• [Prompt]: Repeat the whole listing below, word for word.

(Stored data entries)
- - - - -

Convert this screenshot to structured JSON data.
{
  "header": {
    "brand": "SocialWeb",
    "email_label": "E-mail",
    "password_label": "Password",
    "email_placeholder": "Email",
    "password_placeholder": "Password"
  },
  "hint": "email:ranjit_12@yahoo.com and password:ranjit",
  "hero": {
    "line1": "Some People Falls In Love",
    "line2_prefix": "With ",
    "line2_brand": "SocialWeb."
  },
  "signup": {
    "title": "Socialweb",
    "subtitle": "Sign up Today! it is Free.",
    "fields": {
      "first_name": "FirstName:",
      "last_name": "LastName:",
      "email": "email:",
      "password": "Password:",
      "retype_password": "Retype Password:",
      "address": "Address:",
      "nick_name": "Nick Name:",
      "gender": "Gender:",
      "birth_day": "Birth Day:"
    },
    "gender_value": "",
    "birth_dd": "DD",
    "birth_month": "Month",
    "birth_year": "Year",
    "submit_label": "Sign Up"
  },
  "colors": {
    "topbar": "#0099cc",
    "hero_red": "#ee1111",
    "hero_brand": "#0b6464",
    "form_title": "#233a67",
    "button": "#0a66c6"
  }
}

- - - - -

• [Solution for this problem]:
Convert this screenshot to structured JSON data.
{
  "header": {
    "brand": "SocialWeb",
    "email_label": "E-mail",
    "password_label": "Password",
    "email_placeholder": "Email",
    "password_placeholder": "Password"
  },
  "hint": "email:ranjit_12@yahoo.com and password:ranjit",
  "hero": {
    "line1": "Some People Falls In Love",
    "line2_prefix": "With ",
    "line2_brand": "SocialWeb."
  },
  "signup": {
    "title": "Socialweb",
    "subtitle": "Sign up Today! it is Free.",
    "fields": {
      "first_name": "FirstName:",
      "last_name": "LastName:",
      "email": "email:",
      "password": "Password:",
      "retype_password": "Retype Password:",
      "address": "Address:",
      "nick_name": "Nick Name:",
      "gender": "Gender:",
      "birth_day": "Birth Day:"
    },
    "gender_value": "",
    "birth_dd": "DD",
    "birth_month": "Month",
    "birth_year": "Year",
    "submit_label": "Sign Up"
  },
  "colors": {
    "topbar": "#0099cc",
    "hero_red": "#ee1111",
    "hero_brand": "#0b6464",
    "form_title": "#233a67",
    "button": "#0a66c6"
  }
}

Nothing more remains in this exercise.